> _Work required_
Transcribe the material verbatim from its opening line through the line containing "- list-item: - Les éventuels", including both of those lines.

(Data entries)
^^^^

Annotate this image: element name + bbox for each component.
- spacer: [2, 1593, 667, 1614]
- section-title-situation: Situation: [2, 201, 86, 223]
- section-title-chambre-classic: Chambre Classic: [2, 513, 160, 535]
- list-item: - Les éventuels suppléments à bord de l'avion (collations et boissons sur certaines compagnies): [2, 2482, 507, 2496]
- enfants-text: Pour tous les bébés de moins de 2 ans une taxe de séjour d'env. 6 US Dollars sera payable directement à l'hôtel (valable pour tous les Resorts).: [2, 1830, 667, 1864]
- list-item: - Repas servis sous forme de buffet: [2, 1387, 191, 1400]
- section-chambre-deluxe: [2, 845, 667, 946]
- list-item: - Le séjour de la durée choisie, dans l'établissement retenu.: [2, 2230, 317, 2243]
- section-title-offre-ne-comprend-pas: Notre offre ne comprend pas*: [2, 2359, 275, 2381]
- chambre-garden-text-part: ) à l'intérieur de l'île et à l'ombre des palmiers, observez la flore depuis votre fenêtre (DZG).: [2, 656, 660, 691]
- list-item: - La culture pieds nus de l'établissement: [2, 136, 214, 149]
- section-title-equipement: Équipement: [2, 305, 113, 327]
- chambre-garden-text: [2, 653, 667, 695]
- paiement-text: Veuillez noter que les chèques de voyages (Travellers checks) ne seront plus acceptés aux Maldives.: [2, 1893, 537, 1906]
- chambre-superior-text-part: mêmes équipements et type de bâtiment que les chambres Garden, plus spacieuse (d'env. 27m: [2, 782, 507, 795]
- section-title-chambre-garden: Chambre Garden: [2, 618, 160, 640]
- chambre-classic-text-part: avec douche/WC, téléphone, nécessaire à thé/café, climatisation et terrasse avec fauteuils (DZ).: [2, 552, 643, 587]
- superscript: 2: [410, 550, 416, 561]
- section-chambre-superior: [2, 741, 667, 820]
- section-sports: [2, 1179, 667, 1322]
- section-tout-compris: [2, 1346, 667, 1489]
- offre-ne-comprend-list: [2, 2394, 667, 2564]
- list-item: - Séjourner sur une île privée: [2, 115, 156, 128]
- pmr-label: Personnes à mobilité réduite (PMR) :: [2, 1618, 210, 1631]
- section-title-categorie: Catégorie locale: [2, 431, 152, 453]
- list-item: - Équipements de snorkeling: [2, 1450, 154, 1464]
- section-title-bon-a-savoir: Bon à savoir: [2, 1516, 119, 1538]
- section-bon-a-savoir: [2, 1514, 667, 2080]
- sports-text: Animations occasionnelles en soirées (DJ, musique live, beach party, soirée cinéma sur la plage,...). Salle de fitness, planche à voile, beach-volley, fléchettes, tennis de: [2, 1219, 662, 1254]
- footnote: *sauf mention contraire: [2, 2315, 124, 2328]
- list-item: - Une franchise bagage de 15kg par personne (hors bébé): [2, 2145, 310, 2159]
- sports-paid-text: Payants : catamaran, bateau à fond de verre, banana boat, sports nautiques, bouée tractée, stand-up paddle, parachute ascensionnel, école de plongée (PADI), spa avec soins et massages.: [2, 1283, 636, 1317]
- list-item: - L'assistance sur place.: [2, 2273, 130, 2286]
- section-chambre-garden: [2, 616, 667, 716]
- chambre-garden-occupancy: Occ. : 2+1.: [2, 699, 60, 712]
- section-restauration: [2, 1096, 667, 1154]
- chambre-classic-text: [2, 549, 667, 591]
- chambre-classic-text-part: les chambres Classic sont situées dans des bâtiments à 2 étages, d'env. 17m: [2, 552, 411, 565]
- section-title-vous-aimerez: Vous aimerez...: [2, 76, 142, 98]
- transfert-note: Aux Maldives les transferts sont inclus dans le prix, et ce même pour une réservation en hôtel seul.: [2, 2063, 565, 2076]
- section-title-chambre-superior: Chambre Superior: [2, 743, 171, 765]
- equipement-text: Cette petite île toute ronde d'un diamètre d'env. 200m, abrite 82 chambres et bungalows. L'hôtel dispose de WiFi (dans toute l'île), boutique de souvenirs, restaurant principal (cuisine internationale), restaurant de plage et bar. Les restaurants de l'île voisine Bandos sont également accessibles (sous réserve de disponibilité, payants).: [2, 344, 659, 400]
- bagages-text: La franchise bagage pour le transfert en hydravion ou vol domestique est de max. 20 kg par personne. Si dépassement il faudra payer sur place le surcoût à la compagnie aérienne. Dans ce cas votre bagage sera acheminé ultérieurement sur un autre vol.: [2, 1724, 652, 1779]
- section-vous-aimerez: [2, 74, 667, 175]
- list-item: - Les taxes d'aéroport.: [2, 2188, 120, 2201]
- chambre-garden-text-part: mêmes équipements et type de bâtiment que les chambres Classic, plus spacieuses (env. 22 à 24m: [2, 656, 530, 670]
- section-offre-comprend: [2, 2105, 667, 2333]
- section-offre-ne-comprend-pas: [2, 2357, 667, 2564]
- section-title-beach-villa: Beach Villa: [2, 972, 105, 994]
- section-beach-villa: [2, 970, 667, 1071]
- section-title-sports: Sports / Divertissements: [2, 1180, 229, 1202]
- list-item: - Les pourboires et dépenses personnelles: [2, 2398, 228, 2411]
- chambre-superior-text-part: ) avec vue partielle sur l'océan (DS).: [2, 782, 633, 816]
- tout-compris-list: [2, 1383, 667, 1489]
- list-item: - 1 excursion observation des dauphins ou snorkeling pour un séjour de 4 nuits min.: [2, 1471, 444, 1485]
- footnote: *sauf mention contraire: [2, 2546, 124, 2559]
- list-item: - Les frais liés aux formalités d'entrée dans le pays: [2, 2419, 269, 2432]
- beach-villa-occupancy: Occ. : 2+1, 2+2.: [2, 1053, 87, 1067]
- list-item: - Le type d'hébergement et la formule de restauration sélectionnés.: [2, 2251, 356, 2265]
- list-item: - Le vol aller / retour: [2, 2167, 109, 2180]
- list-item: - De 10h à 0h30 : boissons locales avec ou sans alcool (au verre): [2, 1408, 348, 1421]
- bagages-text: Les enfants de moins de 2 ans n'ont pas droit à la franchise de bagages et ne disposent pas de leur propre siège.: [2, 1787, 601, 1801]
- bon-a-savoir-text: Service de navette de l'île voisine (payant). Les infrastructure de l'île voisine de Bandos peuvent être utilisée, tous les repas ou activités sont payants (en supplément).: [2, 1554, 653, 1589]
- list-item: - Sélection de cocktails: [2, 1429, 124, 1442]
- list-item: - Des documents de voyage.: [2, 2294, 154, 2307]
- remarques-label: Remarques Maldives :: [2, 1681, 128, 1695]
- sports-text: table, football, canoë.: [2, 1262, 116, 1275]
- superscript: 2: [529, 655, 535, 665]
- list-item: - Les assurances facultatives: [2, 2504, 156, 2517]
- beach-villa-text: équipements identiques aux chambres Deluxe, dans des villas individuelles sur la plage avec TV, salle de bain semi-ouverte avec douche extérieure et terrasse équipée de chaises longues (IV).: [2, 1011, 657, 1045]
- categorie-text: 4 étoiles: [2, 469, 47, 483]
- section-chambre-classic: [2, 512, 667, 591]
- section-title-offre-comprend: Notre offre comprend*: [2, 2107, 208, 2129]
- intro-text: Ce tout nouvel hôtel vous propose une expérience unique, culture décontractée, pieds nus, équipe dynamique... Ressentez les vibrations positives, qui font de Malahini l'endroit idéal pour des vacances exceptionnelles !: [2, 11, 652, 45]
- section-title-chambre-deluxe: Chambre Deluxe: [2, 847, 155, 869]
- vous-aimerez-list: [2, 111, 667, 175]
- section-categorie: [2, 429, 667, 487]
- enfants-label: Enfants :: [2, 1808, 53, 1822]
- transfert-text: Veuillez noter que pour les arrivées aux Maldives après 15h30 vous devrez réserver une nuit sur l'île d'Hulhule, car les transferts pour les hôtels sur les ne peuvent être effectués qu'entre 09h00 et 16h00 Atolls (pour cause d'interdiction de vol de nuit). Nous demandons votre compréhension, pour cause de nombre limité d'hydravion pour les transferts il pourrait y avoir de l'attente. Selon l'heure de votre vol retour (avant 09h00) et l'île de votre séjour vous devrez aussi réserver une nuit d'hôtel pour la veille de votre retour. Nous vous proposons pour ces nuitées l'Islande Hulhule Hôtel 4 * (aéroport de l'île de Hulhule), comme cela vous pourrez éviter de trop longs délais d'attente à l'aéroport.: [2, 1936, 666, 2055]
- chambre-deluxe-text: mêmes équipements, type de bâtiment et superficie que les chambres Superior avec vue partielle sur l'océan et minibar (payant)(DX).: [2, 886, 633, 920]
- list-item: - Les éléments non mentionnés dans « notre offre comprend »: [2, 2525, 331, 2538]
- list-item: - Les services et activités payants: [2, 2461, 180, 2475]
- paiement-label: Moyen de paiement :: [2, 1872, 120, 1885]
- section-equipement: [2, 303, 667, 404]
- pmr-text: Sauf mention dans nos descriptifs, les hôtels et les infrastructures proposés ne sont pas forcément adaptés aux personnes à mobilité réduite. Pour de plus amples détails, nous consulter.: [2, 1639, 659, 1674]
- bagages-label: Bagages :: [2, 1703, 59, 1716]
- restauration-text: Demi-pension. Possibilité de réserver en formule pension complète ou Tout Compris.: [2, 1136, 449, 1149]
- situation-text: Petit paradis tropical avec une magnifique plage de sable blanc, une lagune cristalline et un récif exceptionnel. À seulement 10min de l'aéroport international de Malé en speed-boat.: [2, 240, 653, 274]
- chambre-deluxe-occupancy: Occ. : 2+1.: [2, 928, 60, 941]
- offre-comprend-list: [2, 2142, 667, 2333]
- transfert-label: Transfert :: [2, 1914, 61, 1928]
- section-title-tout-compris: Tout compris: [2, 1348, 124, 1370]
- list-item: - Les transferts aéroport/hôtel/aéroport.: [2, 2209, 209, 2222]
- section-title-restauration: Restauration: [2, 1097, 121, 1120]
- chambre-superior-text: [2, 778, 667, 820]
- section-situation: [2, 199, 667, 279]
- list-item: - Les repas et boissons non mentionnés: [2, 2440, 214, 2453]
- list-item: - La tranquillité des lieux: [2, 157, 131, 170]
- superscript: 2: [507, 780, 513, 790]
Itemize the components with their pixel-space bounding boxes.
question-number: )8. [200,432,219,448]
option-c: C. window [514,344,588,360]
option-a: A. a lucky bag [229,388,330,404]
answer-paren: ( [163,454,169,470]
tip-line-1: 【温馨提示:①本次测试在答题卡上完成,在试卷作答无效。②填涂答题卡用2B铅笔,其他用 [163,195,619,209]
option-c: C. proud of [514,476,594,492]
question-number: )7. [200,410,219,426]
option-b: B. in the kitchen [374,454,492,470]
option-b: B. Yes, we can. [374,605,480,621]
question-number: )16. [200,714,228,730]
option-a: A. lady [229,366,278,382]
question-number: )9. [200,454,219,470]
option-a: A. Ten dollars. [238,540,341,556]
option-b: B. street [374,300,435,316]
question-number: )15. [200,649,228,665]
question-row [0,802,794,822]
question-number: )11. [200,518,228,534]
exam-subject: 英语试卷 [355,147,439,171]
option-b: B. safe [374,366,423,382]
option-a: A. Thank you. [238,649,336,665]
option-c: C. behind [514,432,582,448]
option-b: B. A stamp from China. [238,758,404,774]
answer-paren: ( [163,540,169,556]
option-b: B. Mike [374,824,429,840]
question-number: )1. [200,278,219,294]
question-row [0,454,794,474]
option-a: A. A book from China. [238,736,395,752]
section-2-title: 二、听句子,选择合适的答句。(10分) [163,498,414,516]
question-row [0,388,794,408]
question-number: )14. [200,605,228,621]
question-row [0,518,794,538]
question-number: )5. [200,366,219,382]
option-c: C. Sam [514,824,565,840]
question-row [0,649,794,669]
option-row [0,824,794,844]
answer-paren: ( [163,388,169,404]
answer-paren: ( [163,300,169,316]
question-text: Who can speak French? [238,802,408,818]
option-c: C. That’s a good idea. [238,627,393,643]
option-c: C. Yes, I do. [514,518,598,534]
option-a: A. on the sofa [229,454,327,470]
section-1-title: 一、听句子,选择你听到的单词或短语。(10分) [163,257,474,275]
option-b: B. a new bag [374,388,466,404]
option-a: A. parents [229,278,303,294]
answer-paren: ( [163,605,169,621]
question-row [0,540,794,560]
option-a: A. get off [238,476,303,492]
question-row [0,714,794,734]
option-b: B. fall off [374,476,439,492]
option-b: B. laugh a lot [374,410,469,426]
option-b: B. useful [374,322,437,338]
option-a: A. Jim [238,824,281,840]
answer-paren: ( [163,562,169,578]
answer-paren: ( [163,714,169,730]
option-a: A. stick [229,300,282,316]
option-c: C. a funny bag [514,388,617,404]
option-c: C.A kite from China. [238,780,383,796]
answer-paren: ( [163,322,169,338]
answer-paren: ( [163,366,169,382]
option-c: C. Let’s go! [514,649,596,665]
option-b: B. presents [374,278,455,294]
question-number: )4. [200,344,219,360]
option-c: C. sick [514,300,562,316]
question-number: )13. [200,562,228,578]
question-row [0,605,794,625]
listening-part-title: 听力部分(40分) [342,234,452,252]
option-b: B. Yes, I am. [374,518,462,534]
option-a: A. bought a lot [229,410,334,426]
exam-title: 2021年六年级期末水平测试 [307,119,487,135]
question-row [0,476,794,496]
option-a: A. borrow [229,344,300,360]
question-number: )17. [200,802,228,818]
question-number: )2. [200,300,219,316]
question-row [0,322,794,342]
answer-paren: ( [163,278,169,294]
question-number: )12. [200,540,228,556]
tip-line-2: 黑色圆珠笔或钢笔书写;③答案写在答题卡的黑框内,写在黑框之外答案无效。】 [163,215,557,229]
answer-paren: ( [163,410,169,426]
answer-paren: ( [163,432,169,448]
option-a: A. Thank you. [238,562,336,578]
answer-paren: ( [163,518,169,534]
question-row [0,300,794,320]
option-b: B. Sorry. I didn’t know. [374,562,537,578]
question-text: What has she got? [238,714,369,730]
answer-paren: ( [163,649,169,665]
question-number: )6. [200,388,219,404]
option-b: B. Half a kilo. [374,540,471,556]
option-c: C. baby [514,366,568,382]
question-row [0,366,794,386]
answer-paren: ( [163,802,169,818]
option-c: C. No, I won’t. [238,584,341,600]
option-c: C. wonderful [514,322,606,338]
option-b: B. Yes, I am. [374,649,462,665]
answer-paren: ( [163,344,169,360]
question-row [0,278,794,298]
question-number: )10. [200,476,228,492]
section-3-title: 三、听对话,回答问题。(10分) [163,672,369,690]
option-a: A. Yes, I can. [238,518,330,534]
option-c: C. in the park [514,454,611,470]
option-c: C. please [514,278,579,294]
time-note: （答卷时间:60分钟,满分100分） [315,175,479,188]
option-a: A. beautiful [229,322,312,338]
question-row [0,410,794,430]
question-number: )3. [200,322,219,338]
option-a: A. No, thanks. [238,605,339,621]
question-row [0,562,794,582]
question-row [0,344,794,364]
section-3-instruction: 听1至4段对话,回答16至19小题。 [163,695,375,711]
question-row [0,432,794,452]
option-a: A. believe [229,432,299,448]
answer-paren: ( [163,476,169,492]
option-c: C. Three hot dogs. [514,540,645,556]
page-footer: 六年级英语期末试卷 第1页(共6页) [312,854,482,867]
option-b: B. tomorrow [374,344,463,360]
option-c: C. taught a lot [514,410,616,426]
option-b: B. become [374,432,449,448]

^^^^

> _Exercise output_
Annotate this image: element name + bbox for each component.
- spacer: [2, 1593, 667, 1614]
- section-title-situation: Situation: [2, 201, 86, 223]
- section-title-chambre-classic: Chambre Classic: [2, 513, 160, 535]
- list-item: - Les éventuels suppléments à bord de l'avion (collations et boissons sur certaines compagnies): [2, 2482, 507, 2496]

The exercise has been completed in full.